╔══

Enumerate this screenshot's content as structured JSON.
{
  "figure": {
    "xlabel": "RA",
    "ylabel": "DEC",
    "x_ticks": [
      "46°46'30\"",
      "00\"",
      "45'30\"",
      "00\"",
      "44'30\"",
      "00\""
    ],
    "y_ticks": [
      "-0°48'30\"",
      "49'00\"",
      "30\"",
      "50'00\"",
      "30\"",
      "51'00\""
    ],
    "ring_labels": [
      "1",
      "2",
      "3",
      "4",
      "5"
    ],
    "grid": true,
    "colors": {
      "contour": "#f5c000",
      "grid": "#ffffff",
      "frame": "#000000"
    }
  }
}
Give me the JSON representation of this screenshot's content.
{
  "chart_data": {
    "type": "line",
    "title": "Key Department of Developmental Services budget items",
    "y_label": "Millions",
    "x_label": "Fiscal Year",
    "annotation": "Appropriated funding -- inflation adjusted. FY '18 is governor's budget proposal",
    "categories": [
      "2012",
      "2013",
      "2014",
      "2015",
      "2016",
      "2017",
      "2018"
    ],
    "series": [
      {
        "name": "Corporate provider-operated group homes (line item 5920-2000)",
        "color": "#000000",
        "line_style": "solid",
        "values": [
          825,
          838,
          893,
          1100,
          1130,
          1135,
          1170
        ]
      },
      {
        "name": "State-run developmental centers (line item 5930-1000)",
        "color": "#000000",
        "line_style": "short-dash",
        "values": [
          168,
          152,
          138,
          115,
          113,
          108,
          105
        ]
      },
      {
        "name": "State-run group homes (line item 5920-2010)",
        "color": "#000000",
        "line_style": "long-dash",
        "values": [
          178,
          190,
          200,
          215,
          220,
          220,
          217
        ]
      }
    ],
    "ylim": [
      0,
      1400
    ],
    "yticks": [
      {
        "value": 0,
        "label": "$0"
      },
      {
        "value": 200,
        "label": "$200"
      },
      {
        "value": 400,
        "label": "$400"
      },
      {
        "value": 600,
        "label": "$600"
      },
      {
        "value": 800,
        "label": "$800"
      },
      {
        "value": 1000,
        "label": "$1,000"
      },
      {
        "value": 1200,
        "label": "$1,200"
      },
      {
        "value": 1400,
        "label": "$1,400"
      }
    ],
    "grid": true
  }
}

╚══

• **Aim of the task**
Review the preceding data and report every line that includes the string "group".

• **Task solution**
        "name": "Corporate provider-operated group homes (line item 5920-2000)",
        "name": "State-run group homes (line item 5920-2010)",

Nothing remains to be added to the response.